--- What the exercise asks ---
The answer should be each line from the entries below that has the word "text" in it.

>>>

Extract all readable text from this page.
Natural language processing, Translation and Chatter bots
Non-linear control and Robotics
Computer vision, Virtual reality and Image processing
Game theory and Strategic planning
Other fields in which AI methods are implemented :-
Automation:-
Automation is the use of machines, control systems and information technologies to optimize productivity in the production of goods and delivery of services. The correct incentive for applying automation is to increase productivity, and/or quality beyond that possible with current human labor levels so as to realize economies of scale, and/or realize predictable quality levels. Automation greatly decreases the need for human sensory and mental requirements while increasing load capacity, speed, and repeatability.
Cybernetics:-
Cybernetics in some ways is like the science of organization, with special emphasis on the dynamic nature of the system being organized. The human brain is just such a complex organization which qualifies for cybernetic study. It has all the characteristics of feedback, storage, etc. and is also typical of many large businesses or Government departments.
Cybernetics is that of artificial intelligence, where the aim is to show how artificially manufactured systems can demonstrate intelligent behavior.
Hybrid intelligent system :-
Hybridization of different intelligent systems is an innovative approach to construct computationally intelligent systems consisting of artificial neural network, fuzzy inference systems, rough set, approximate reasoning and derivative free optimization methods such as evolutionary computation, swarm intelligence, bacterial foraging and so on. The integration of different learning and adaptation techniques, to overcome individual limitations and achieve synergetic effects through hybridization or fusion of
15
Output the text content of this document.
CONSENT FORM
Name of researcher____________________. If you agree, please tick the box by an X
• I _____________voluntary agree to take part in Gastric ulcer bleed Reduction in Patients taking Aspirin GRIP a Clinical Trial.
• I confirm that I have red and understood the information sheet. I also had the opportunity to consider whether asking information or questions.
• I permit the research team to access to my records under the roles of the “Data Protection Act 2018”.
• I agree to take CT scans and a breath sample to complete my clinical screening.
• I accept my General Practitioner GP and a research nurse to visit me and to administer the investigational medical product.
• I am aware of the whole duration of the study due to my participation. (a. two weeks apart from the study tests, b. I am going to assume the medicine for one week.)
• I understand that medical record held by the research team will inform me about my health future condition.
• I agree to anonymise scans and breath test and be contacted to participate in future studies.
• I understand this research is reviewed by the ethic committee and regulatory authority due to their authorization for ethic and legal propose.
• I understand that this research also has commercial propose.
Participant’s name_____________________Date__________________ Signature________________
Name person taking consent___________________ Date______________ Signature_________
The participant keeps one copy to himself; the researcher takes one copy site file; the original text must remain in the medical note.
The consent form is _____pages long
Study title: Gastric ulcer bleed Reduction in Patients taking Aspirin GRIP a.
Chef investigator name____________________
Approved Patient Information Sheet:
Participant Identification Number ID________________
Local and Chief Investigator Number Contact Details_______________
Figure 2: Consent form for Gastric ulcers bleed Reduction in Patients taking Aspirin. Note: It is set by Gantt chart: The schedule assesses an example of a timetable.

<<<

--- Task solution ---
Extract all readable text from this page.
Output the text content of this document.
The participant keeps one copy to himself; the researcher takes one copy site file; the original text must remain in the medical note.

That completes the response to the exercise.